_Exercise goal_
The data below must be copied in full and without any change.

_Information given_
● ● ● ● ●
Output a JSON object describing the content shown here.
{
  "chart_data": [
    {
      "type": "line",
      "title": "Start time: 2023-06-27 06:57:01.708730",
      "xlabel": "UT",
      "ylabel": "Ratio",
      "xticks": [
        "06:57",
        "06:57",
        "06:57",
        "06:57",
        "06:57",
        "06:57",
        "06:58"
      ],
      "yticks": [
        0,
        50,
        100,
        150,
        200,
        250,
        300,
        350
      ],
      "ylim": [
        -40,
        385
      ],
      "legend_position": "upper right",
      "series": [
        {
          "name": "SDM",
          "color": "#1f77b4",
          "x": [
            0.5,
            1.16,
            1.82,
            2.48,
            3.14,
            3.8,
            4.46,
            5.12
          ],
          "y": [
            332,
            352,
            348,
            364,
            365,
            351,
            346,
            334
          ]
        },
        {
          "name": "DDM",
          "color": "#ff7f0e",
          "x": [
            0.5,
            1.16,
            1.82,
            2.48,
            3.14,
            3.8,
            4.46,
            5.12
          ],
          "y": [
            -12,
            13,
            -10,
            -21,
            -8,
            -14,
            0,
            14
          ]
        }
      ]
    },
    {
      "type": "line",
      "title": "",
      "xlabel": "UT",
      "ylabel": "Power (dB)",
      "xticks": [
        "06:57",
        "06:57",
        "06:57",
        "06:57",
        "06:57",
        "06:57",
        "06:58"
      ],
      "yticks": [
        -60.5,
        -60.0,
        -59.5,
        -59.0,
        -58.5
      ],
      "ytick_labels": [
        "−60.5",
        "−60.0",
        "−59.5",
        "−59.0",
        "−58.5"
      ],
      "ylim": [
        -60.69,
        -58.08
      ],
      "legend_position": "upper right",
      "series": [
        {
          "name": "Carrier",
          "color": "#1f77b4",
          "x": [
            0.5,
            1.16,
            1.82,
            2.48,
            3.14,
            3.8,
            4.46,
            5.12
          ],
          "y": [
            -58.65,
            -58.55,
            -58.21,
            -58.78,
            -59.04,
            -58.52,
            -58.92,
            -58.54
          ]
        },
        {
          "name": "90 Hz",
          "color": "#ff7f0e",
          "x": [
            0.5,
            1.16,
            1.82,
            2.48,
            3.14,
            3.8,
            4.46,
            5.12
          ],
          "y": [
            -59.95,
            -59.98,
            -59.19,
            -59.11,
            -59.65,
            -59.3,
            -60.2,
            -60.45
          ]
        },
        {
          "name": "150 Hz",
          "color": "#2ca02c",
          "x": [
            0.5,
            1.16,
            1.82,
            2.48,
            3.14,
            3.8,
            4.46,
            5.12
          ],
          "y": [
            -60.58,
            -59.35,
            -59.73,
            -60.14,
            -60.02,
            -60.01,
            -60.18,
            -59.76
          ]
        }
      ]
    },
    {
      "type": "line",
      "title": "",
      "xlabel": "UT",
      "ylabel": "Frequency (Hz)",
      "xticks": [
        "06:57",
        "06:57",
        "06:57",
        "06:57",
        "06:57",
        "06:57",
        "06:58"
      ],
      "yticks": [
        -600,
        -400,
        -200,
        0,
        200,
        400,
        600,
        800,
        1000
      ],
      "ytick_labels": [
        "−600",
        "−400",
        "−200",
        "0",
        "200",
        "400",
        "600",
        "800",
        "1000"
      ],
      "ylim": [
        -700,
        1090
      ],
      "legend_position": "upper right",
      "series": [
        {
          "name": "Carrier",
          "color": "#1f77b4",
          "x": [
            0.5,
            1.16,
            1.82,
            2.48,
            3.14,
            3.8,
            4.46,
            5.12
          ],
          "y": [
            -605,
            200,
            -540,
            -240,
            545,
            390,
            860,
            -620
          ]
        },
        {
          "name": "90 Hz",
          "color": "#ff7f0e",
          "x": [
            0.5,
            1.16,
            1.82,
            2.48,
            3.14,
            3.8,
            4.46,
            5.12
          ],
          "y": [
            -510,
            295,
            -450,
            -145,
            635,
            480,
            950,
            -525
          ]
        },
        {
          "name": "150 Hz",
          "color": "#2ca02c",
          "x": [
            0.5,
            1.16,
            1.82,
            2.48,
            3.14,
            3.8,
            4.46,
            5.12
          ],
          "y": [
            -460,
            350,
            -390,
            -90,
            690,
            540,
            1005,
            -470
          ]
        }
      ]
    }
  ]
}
● ● ● ● ●
_Full answer_
Output a JSON object describing the content shown here.
{
  "chart_data": [
    {
      "type": "line",
      "title": "Start time: 2023-06-27 06:57:01.708730",
      "xlabel": "UT",
      "ylabel": "Ratio",
      "xticks": [
        "06:57",
        "06:57",
        "06:57",
        "06:57",
        "06:57",
        "06:57",
        "06:58"
      ],
      "yticks": [
        0,
        50,
        100,
        150,
        200,
        250,
        300,
        350
      ],
      "ylim": [
        -40,
        385
      ],
      "legend_position": "upper right",
      "series": [
        {
          "name": "SDM",
          "color": "#1f77b4",
          "x": [
            0.5,
            1.16,
            1.82,
            2.48,
            3.14,
            3.8,
            4.46,
            5.12
          ],
          "y": [
            332,
            352,
            348,
            364,
            365,
            351,
            346,
            334
          ]
        },
        {
          "name": "DDM",
          "color": "#ff7f0e",
          "x": [
            0.5,
            1.16,
            1.82,
            2.48,
            3.14,
            3.8,
            4.46,
            5.12
          ],
          "y": [
            -12,
            13,
            -10,
            -21,
            -8,
            -14,
            0,
            14
          ]
        }
      ]
    },
    {
      "type": "line",
      "title": "",
      "xlabel": "UT",
      "ylabel": "Power (dB)",
      "xticks": [
        "06:57",
        "06:57",
        "06:57",
        "06:57",
        "06:57",
        "06:57",
        "06:58"
      ],
      "yticks": [
        -60.5,
        -60.0,
        -59.5,
        -59.0,
        -58.5
      ],
      "ytick_labels": [
        "−60.5",
        "−60.0",
        "−59.5",
        "−59.0",
        "−58.5"
      ],
      "ylim": [
        -60.69,
        -58.08
      ],
      "legend_position": "upper right",
      "series": [
        {
          "name": "Carrier",
          "color": "#1f77b4",
          "x": [
            0.5,
            1.16,
            1.82,
            2.48,
            3.14,
            3.8,
            4.46,
            5.12
          ],
          "y": [
            -58.65,
            -58.55,
            -58.21,
            -58.78,
            -59.04,
            -58.52,
            -58.92,
            -58.54
          ]
        },
        {
          "name": "90 Hz",
          "color": "#ff7f0e",
          "x": [
            0.5,
            1.16,
            1.82,
            2.48,
            3.14,
            3.8,
            4.46,
            5.12
          ],
          "y": [
            -59.95,
            -59.98,
            -59.19,
            -59.11,
            -59.65,
            -59.3,
            -60.2,
            -60.45
          ]
        },
        {
          "name": "150 Hz",
          "color": "#2ca02c",
          "x": [
            0.5,
            1.16,
            1.82,
            2.48,
            3.14,
            3.8,
            4.46,
            5.12
          ],
          "y": [
            -60.58,
            -59.35,
            -59.73,
            -60.14,
            -60.02,
            -60.01,
            -60.18,
            -59.76
          ]
        }
      ]
    },
    {
      "type": "line",
      "title": "",
      "xlabel": "UT",
      "ylabel": "Frequency (Hz)",
      "xticks": [
        "06:57",
        "06:57",
        "06:57",
        "06:57",
        "06:57",
        "06:57",
        "06:58"
      ],
      "yticks": [
        -600,
        -400,
        -200,
        0,
        200,
        400,
        600,
        800,
        1000
      ],
      "ytick_labels": [
        "−600",
        "−400",
        "−200",
        "0",
        "200",
        "400",
        "600",
        "800",
        "1000"
      ],
      "ylim": [
        -700,
        1090
      ],
      "legend_position": "upper right",
      "series": [
        {
          "name": "Carrier",
          "color": "#1f77b4",
          "x": [
            0.5,
            1.16,
            1.82,
            2.48,
            3.14,
            3.8,
            4.46,
            5.12
          ],
          "y": [
            -605,
            200,
            -540,
            -240,
            545,
            390,
            860,
            -620
          ]
        },
        {
          "name": "90 Hz",
          "color": "#ff7f0e",
          "x": [
            0.5,
            1.16,
            1.82,
            2.48,
            3.14,
            3.8,
            4.46,
            5.12
          ],
          "y": [
            -510,
            295,
            -450,
            -145,
            635,
            480,
            950,
            -525
          ]
        },
        {
          "name": "150 Hz",
          "color": "#2ca02c",
          "x": [
            0.5,
            1.16,
            1.82,
            2.48,
            3.14,
            3.8,
            4.46,
            5.12
          ],
          "y": [
            -460,
            350,
            -390,
            -90,
            690,
            540,
            1005,
            -470
          ]
        }
      ]
    }
  ]
}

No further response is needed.